Record set ::
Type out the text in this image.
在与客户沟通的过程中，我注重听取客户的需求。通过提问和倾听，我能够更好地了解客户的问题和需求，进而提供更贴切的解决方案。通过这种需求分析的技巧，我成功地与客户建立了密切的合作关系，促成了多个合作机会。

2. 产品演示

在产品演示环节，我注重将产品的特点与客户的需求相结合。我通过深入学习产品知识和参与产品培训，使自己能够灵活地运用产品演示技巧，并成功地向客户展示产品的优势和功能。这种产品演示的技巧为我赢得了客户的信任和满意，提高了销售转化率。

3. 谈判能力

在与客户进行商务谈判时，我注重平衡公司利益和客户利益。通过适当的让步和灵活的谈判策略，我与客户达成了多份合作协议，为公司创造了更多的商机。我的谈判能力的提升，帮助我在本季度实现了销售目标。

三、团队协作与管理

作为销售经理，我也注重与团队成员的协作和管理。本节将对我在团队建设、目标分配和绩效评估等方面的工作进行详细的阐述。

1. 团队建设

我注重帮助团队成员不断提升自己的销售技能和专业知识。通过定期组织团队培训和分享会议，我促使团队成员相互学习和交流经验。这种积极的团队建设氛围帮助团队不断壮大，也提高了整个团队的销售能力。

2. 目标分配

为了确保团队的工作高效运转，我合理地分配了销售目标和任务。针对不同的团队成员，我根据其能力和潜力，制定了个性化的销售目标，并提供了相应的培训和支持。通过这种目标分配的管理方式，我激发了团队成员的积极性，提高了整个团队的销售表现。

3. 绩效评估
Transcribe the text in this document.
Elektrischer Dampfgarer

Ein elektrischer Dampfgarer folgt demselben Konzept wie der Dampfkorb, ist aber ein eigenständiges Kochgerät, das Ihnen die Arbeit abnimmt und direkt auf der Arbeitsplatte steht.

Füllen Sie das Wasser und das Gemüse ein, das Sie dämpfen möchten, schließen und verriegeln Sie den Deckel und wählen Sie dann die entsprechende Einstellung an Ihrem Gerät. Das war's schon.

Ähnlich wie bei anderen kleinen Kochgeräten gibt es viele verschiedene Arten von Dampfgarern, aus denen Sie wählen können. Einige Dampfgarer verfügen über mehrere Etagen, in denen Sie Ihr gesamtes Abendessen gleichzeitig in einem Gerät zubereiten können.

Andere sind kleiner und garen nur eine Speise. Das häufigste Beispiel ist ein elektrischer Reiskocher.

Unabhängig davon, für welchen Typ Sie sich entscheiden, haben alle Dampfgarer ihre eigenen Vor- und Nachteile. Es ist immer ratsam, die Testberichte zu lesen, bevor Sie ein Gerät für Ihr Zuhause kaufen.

Exercise directions :: Everything from the line containing "Transcribe the text in this document." to the end of the data above should be quoted exactly, please, both ends included, and nothing outside that span.

Completed exercise ::
Transcribe the text in this document.
Elektrischer Dampfgarer

Ein elektrischer Dampfgarer folgt demselben Konzept wie der Dampfkorb, ist aber ein eigenständiges Kochgerät, das Ihnen die Arbeit abnimmt und direkt auf der Arbeitsplatte steht.

Füllen Sie das Wasser und das Gemüse ein, das Sie dämpfen möchten, schließen und verriegeln Sie den Deckel und wählen Sie dann die entsprechende Einstellung an Ihrem Gerät. Das war's schon.

Ähnlich wie bei anderen kleinen Kochgeräten gibt es viele verschiedene Arten von Dampfgarern, aus denen Sie wählen können. Einige Dampfgarer verfügen über mehrere Etagen, in denen Sie Ihr gesamtes Abendessen gleichzeitig in einem Gerät zubereiten können.

Andere sind kleiner und garen nur eine Speise. Das häufigste Beispiel ist ein elektrischer Reiskocher.

Unabhängig davon, für welchen Typ Sie sich entscheiden, haben alle Dampfgarer ihre eigenen Vor- und Nachteile. Es ist immer ratsam, die Testberichte zu lesen, bevor Sie ein Gerät für Ihr Zuhause kaufen.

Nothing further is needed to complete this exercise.